§ GOAL:
Look through the data below. Collect every line where the word "Quasi" occurs.

§ GIVEN DATA:

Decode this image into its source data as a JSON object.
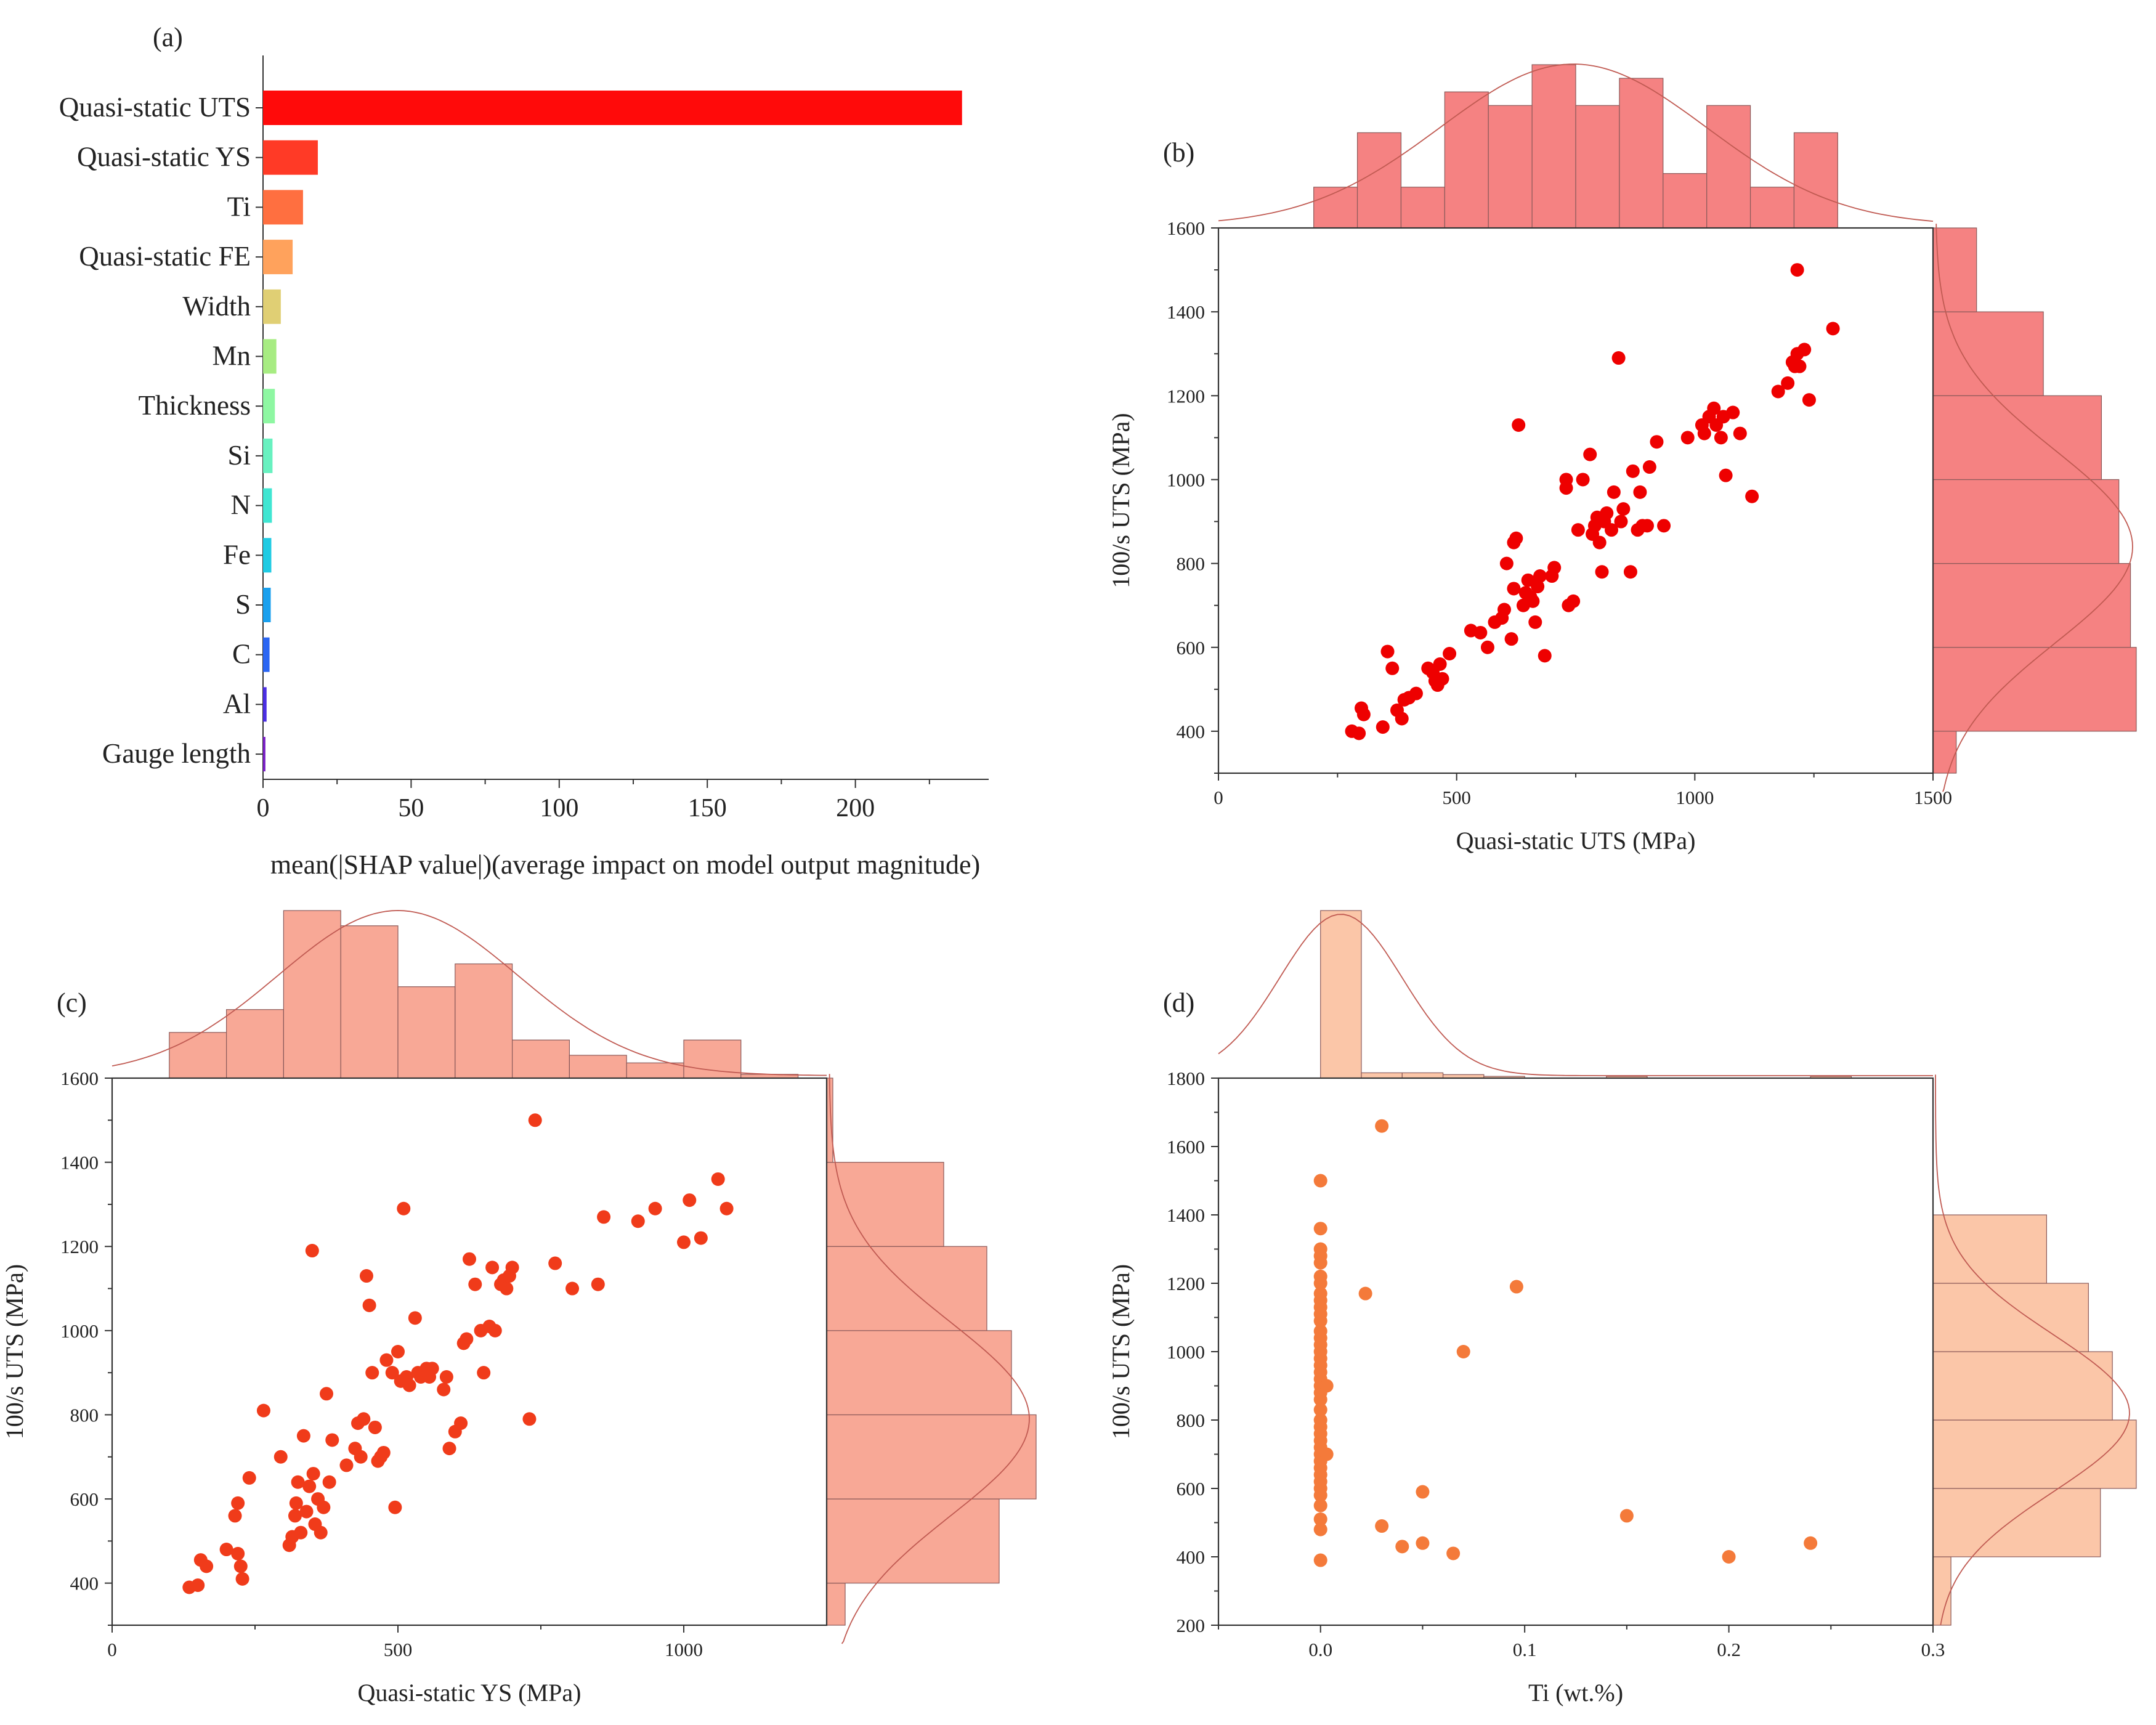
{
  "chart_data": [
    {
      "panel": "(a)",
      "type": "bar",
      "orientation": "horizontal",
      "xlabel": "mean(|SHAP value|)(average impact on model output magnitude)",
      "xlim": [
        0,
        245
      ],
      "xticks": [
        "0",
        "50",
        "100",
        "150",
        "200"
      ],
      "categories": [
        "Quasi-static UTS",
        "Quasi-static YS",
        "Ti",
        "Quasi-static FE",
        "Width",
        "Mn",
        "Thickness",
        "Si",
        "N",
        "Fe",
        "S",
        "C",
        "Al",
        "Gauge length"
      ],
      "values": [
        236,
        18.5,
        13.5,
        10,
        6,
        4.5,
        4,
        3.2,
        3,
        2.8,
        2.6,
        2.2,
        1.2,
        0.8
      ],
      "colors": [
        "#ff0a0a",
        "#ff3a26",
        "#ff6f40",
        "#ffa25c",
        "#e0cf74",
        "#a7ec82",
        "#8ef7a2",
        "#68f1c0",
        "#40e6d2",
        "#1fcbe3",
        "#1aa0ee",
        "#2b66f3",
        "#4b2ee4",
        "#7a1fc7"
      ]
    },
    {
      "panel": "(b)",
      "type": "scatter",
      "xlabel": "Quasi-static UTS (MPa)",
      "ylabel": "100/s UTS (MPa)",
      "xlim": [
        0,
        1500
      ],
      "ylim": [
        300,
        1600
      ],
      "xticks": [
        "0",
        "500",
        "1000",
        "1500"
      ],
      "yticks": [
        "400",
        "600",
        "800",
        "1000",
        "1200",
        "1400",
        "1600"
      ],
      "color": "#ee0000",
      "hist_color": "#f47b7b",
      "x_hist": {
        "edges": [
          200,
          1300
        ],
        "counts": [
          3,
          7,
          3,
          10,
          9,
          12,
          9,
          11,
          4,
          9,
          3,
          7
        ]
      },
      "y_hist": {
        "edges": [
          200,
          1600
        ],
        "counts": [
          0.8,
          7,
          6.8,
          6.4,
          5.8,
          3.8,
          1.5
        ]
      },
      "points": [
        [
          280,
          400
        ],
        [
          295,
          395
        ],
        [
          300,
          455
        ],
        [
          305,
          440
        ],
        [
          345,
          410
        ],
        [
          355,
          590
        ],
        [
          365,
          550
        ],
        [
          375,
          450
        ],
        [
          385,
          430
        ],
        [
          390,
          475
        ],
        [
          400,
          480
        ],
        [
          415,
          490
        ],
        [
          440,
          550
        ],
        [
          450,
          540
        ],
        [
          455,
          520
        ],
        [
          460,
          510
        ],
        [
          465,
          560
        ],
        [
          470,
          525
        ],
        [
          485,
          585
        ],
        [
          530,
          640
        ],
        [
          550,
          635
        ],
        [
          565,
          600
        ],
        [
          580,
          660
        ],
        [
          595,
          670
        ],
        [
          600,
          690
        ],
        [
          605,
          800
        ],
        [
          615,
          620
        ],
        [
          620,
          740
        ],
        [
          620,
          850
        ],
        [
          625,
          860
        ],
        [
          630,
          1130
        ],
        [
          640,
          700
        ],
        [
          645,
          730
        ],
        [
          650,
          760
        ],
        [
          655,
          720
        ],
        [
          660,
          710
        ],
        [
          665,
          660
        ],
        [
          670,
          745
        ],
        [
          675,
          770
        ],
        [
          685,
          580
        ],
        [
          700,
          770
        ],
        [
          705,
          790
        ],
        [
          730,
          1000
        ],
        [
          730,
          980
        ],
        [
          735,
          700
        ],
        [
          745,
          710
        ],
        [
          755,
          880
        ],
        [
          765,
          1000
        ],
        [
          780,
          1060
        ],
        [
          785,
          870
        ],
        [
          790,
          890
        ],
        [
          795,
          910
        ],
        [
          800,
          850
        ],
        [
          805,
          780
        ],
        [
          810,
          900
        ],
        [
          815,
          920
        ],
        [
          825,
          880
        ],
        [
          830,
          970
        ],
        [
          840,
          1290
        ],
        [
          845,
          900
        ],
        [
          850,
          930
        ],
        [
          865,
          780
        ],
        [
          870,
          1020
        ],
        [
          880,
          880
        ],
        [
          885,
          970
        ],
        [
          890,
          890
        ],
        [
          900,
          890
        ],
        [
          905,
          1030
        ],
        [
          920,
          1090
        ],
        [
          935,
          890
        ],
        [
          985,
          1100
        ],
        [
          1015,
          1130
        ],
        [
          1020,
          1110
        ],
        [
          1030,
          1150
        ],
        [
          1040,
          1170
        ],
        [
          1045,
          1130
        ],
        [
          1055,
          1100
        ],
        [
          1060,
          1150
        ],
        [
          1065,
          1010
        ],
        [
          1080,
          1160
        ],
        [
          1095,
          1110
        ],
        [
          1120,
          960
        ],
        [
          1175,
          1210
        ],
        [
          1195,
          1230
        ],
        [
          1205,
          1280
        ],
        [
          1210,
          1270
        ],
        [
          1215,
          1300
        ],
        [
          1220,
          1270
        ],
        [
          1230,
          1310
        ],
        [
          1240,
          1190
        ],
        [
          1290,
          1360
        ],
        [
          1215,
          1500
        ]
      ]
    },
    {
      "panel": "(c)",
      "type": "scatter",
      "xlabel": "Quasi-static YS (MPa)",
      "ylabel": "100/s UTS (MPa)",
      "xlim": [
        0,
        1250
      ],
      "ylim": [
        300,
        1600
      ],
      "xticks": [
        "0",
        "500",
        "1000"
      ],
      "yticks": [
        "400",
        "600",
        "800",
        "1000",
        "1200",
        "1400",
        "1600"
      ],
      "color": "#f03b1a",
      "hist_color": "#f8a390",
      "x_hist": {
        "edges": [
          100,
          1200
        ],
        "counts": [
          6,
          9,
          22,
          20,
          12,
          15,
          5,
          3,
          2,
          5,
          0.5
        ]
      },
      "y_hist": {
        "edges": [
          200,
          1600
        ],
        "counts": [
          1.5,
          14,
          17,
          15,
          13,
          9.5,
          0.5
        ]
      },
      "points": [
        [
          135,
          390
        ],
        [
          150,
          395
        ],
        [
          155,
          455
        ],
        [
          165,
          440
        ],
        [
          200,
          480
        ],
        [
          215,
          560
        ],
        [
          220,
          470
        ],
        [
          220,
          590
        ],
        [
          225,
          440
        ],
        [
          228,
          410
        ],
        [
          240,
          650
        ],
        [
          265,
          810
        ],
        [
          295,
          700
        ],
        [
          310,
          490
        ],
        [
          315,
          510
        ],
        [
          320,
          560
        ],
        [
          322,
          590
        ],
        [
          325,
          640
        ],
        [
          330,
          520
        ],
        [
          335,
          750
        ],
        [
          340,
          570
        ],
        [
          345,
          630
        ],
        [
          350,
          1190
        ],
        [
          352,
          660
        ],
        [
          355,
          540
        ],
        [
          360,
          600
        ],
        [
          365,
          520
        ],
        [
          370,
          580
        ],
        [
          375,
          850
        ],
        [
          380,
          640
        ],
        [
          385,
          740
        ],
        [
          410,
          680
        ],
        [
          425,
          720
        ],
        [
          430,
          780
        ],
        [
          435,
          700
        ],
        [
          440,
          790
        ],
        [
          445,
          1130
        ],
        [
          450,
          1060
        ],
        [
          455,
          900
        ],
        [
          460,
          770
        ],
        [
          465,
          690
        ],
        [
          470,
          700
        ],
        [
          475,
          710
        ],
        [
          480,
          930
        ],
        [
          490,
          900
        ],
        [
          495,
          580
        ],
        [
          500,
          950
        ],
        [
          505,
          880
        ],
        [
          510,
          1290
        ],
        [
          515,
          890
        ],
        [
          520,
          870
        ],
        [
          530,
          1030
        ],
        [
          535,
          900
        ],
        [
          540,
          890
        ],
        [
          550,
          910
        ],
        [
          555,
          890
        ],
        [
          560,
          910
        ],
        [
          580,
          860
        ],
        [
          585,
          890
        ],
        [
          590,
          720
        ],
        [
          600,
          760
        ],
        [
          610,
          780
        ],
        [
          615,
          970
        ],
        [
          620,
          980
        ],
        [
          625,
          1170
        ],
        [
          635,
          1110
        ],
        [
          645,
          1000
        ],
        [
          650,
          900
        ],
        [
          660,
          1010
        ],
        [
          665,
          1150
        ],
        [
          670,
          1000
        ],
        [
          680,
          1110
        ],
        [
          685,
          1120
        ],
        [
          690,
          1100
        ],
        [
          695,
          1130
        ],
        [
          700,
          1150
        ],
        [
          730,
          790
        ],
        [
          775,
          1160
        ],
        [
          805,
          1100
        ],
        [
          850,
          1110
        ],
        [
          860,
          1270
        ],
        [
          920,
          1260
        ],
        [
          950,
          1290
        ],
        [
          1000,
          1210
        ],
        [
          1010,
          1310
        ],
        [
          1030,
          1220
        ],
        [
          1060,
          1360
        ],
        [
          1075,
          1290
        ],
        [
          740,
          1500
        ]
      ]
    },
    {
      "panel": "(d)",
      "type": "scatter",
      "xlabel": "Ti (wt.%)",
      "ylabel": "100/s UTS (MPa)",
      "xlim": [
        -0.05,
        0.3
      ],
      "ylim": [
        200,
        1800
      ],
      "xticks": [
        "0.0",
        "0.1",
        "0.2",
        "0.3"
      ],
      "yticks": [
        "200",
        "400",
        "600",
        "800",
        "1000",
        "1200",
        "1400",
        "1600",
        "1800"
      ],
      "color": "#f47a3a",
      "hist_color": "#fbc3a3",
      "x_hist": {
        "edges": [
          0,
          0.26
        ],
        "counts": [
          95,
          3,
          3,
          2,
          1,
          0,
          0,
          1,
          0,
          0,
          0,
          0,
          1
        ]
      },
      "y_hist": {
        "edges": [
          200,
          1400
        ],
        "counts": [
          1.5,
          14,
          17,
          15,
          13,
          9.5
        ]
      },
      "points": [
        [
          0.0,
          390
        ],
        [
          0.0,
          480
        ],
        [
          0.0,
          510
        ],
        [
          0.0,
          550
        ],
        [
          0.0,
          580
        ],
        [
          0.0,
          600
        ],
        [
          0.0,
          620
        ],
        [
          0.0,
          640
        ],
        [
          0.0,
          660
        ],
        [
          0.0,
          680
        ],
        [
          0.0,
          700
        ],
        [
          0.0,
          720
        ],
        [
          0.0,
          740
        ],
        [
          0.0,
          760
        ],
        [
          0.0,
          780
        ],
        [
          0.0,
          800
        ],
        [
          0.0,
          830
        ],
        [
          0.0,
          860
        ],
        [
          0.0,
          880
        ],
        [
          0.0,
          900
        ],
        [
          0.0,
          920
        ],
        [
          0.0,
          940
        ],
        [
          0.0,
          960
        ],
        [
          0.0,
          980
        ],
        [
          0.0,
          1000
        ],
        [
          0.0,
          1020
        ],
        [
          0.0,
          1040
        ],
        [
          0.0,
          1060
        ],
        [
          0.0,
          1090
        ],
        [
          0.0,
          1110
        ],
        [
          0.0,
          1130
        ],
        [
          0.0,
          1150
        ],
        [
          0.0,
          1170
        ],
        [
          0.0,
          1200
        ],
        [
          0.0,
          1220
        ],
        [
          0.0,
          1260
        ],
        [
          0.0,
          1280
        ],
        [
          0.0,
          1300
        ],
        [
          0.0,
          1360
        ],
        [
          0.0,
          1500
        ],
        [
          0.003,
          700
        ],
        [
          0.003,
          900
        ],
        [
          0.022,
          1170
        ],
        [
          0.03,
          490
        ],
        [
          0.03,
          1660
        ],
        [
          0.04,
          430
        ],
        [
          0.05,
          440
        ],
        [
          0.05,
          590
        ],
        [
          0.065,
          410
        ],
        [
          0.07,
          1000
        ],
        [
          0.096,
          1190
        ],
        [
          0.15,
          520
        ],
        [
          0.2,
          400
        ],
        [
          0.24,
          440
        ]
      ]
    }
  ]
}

--

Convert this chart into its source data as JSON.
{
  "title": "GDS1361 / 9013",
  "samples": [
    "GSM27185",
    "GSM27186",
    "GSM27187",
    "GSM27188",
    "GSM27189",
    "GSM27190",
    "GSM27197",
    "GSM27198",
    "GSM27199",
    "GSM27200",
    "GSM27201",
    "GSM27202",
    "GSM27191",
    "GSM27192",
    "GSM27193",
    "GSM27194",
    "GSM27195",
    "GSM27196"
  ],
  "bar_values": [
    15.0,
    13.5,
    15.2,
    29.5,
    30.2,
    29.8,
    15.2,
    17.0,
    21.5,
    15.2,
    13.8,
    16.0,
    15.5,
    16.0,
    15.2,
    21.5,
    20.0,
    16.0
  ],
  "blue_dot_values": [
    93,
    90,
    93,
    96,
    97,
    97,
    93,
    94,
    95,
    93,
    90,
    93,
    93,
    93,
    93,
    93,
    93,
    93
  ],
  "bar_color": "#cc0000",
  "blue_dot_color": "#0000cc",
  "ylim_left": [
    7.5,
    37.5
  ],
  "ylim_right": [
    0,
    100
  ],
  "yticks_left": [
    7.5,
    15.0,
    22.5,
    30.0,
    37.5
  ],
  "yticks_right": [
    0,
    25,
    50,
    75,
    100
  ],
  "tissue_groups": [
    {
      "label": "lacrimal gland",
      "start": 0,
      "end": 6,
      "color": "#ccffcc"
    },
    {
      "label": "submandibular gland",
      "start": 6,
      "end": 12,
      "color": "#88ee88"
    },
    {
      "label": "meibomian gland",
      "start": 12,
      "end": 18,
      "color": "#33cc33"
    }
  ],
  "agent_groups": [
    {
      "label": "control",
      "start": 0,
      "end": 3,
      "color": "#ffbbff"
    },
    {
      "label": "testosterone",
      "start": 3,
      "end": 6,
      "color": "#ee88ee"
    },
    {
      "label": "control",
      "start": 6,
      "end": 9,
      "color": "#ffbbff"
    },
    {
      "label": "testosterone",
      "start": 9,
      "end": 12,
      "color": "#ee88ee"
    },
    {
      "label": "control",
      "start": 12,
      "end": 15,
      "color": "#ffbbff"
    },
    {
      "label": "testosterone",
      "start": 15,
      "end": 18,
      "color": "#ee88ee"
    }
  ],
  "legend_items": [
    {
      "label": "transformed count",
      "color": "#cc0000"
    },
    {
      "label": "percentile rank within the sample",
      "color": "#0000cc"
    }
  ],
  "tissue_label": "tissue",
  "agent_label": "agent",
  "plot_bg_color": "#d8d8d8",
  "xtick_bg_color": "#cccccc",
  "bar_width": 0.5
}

...

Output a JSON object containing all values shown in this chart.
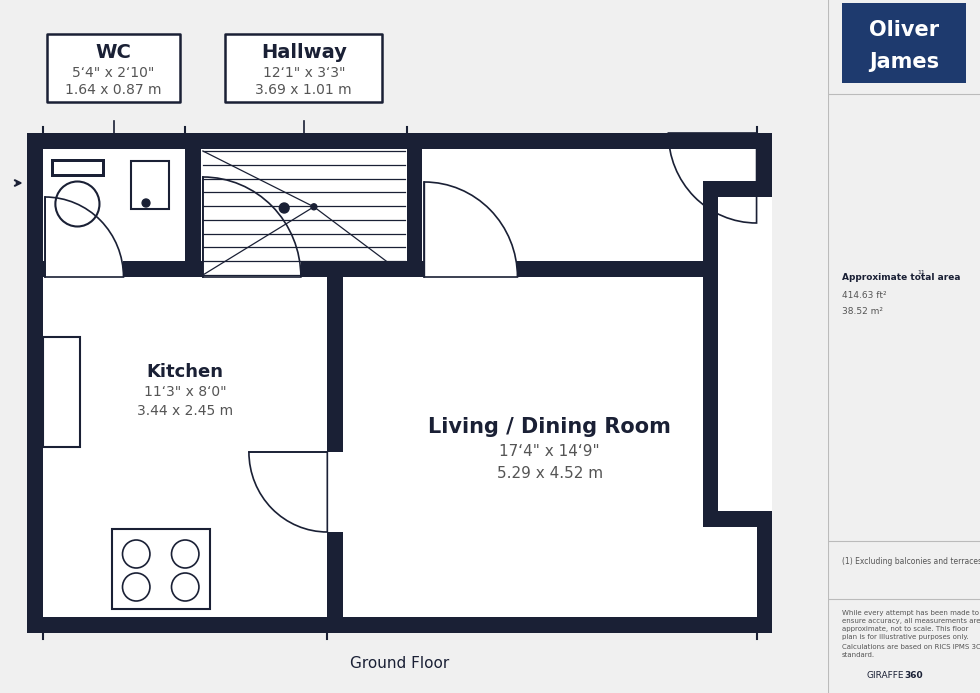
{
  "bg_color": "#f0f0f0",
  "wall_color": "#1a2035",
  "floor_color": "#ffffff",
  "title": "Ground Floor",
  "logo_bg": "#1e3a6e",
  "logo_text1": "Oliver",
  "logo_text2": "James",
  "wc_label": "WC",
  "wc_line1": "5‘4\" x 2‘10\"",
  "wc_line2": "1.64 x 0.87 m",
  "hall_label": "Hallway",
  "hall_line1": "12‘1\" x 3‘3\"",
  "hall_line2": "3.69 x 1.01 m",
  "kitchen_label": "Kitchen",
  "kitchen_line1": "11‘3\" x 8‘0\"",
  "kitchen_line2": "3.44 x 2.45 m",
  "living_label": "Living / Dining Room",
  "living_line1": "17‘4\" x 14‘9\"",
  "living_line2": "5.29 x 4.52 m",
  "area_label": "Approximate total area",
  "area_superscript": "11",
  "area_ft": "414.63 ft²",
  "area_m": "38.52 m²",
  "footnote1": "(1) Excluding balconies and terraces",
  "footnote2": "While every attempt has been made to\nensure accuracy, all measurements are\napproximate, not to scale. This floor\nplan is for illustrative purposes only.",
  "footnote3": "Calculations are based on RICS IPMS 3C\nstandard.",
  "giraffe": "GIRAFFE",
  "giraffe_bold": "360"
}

§ RESPONSE FOR THIS EXERCISE:
        "Quasi-static UTS",
        "Quasi-static YS",
        "Quasi-static FE",
      "xlabel": "Quasi-static UTS (MPa)",
      "xlabel": "Quasi-static YS (MPa)",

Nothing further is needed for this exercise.